**EXERCISE OBJECTIVE:** Reproduce every line of the listing as written, apart from the pictures.

%%

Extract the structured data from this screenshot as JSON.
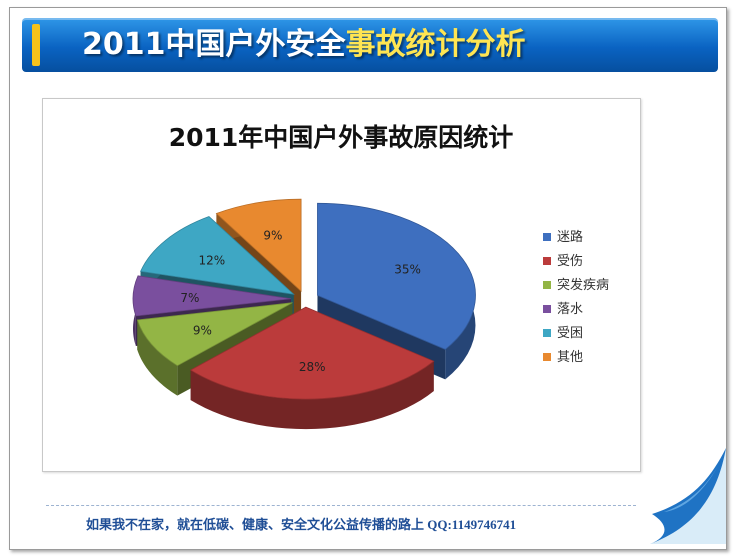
{
  "slide": {
    "title_main": "2011中国户外安全",
    "title_highlight": "事故统计分析",
    "footer": "如果我不在家，就在低碳、健康、安全文化公益传播的路上  QQ:1149746741",
    "colors": {
      "title_bar": "#0a63c2",
      "highlight": "#ffe552",
      "footer": "#1f4e96"
    }
  },
  "chart_data": {
    "type": "pie",
    "style": "3d-exploded",
    "title": "2011年中国户外事故原因统计",
    "legend_position": "right",
    "categories": [
      "迷路",
      "受伤",
      "突发疾病",
      "落水",
      "受困",
      "其他"
    ],
    "values": [
      35,
      28,
      9,
      7,
      12,
      9
    ],
    "labels": [
      "35%",
      "28%",
      "9%",
      "7%",
      "12%",
      "9%"
    ],
    "colors": [
      "#3e6fbf",
      "#bb3b3b",
      "#93b545",
      "#7a4f9e",
      "#3ea7c4",
      "#e8892f"
    ]
  }
}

%%

**RESULT:**
Extract the structured data from this screenshot as JSON.
{
  "slide": {
    "title_main": "2011中国户外安全",
    "title_highlight": "事故统计分析",
    "footer": "如果我不在家，就在低碳、健康、安全文化公益传播的路上  QQ:1149746741",
    "colors": {
      "title_bar": "#0a63c2",
      "highlight": "#ffe552",
      "footer": "#1f4e96"
    }
  },
  "chart_data": {
    "type": "pie",
    "style": "3d-exploded",
    "title": "2011年中国户外事故原因统计",
    "legend_position": "right",
    "categories": [
      "迷路",
      "受伤",
      "突发疾病",
      "落水",
      "受困",
      "其他"
    ],
    "values": [
      35,
      28,
      9,
      7,
      12,
      9
    ],
    "labels": [
      "35%",
      "28%",
      "9%",
      "7%",
      "12%",
      "9%"
    ],
    "colors": [
      "#3e6fbf",
      "#bb3b3b",
      "#93b545",
      "#7a4f9e",
      "#3ea7c4",
      "#e8892f"
    ]
  }
}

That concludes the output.